__SET EXERCISE__. Read through the entries below and return each line with the word "panel".

__PROVIDED ENTRIES__.
⟨

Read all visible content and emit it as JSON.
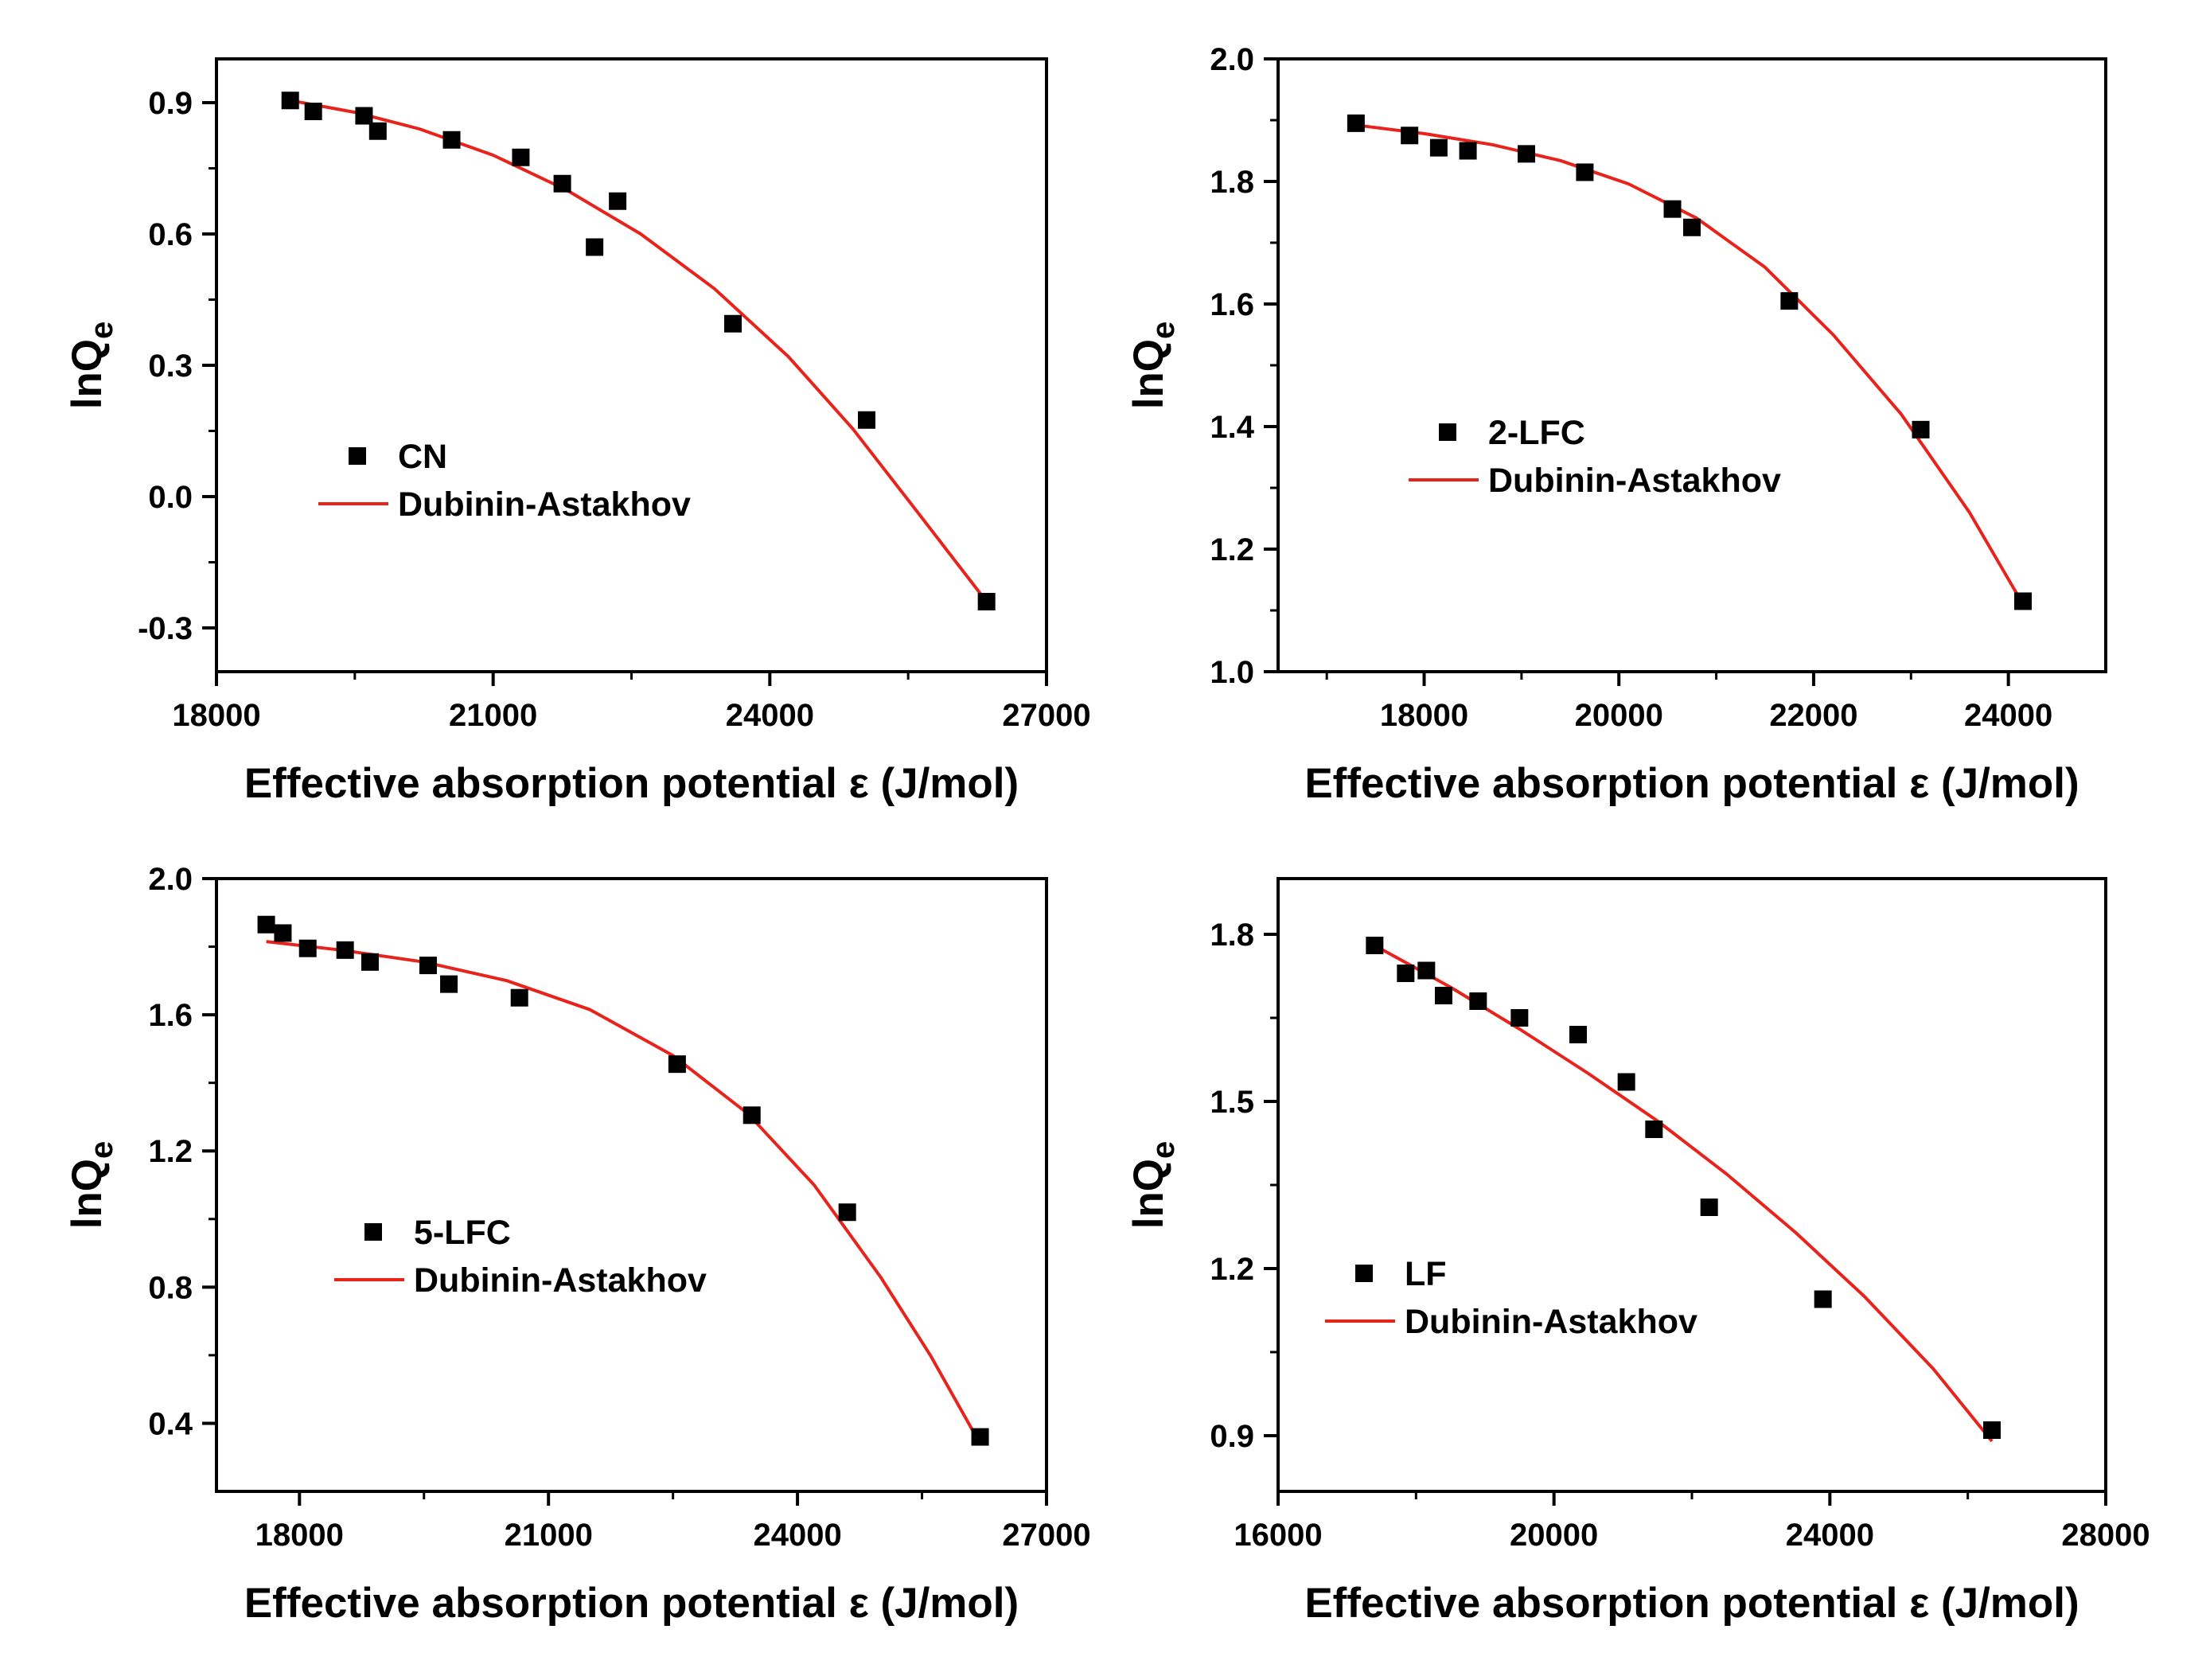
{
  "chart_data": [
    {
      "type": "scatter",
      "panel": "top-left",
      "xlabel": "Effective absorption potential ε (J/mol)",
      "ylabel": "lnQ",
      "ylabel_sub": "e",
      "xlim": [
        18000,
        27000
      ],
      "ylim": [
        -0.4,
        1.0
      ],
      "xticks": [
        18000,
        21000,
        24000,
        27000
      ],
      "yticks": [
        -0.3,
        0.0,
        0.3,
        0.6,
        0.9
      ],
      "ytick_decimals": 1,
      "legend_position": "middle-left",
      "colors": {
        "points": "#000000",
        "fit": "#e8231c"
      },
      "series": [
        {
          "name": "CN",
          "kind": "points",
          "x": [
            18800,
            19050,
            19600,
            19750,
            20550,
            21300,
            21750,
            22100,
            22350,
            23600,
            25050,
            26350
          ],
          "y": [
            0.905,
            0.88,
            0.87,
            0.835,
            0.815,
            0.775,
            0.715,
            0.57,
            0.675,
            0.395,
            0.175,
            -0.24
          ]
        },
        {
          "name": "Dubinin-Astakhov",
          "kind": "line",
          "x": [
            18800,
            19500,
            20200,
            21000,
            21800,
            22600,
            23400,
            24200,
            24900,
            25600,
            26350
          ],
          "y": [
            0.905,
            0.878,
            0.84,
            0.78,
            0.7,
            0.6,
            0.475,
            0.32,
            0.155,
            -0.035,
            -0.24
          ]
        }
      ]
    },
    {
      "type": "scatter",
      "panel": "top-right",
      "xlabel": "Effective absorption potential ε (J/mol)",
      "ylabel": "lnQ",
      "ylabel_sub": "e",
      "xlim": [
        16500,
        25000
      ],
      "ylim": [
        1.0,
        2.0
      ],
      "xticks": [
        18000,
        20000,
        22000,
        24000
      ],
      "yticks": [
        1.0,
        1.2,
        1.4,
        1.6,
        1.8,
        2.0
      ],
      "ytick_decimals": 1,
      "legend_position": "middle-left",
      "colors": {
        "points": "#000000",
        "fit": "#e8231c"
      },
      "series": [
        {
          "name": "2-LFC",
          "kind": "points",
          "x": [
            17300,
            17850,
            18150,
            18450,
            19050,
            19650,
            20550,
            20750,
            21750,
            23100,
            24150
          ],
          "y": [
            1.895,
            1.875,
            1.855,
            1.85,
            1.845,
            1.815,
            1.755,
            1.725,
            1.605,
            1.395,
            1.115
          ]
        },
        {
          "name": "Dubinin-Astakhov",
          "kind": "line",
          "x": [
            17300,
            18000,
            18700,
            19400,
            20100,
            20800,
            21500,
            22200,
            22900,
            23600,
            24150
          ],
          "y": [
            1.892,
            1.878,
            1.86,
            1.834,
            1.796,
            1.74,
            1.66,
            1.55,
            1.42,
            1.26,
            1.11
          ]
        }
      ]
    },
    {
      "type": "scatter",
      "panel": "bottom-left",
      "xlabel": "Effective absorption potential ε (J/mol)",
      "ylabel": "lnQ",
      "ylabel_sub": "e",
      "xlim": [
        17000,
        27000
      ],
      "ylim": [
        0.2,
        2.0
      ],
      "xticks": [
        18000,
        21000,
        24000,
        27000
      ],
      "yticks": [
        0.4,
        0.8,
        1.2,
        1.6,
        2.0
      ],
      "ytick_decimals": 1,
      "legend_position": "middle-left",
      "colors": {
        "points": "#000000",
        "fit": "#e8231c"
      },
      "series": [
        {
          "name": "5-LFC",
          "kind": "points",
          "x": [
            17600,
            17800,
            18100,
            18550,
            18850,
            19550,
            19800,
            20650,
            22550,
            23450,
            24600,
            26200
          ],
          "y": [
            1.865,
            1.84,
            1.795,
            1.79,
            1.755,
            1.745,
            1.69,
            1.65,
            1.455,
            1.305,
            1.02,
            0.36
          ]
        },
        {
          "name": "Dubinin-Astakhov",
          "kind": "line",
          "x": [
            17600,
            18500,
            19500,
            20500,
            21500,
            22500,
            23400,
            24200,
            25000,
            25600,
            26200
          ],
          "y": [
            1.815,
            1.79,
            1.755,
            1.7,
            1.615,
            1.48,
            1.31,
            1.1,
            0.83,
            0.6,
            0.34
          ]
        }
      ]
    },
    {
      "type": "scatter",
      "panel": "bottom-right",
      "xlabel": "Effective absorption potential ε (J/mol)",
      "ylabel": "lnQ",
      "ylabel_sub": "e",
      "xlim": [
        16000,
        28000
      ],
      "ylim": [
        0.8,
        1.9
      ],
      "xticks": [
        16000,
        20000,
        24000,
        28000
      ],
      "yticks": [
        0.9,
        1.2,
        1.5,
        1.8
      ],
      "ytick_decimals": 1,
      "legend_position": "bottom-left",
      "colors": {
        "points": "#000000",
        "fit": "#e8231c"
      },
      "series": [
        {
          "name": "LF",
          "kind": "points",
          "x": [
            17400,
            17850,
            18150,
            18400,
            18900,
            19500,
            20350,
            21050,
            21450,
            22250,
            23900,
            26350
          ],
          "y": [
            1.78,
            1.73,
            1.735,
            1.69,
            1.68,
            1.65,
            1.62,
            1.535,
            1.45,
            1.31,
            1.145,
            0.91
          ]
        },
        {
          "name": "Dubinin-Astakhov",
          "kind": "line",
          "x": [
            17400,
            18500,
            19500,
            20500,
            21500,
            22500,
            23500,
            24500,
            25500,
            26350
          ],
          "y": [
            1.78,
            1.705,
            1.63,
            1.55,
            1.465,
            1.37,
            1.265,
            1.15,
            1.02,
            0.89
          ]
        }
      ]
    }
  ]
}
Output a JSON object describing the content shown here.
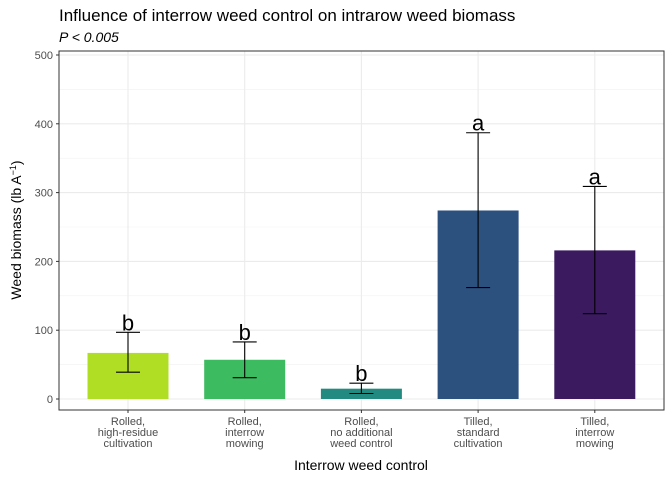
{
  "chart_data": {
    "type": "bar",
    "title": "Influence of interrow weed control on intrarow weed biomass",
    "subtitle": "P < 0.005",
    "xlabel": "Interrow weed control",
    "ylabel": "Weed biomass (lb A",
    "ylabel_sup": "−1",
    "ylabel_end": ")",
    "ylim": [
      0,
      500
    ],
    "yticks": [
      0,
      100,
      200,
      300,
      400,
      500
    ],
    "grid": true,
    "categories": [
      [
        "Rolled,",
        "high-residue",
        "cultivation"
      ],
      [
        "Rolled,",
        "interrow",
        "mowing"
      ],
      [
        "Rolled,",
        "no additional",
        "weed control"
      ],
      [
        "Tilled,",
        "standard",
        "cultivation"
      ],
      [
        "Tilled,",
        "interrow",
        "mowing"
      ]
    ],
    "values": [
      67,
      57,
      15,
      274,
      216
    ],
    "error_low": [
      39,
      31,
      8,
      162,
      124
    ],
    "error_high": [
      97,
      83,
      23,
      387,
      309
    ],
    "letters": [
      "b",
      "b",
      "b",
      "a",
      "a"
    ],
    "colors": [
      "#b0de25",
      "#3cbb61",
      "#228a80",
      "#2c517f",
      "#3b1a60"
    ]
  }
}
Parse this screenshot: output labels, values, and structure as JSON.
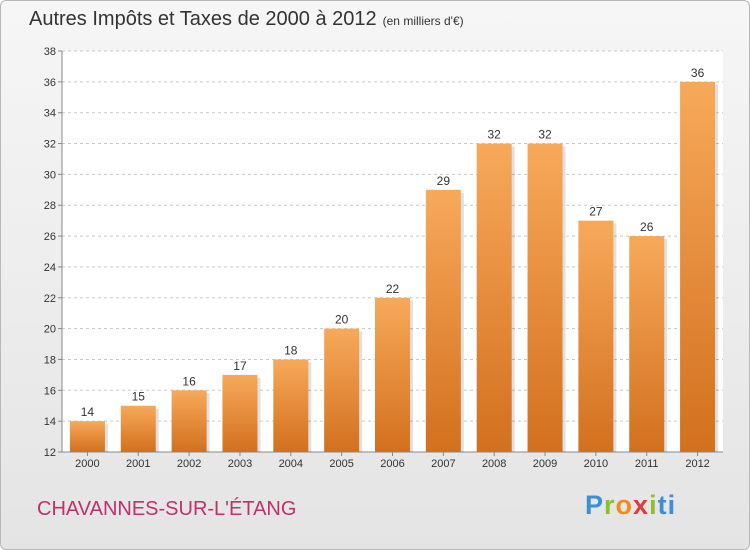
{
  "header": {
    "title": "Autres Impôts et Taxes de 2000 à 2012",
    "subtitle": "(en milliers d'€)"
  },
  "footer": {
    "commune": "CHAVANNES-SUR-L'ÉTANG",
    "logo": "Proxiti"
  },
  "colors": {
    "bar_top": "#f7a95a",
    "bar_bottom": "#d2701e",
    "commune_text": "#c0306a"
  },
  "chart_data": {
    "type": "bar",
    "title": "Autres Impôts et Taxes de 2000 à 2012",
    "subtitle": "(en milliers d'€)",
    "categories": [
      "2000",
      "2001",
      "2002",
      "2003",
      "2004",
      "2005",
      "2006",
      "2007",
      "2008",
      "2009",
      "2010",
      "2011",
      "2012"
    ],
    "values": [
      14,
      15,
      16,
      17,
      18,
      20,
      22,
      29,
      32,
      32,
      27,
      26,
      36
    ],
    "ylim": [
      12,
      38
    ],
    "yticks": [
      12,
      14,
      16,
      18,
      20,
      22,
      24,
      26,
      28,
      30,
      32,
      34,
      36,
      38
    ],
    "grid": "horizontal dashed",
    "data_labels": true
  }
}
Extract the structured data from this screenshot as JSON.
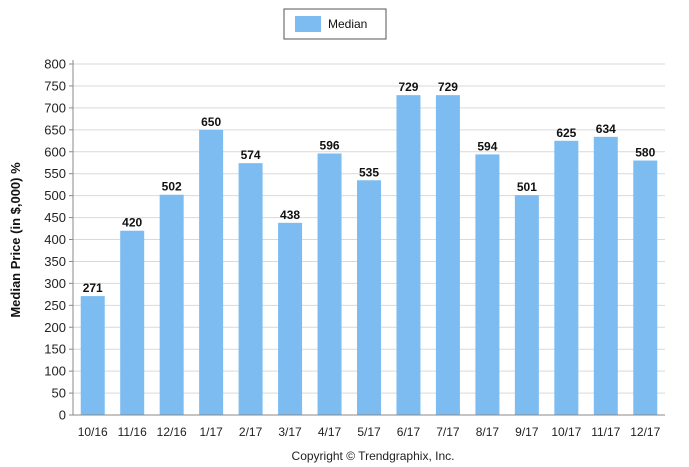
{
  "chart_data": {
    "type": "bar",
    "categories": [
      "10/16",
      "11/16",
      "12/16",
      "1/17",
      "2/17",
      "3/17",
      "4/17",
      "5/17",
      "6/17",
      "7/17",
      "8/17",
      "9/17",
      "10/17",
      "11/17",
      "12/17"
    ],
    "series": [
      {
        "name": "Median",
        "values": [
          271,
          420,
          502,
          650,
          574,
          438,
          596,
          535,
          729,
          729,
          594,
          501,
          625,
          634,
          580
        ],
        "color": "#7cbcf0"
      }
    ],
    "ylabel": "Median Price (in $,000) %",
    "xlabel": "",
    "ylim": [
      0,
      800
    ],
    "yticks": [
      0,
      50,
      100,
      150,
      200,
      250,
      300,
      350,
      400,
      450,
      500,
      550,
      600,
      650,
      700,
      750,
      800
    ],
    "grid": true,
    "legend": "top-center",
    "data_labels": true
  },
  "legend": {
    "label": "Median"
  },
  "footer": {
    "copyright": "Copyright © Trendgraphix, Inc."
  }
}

⟩

__FULL OUTPUT__.
      "panel": "top-left",
      "panel": "top-right",
      "panel": "bottom-left",
      "panel": "bottom-right",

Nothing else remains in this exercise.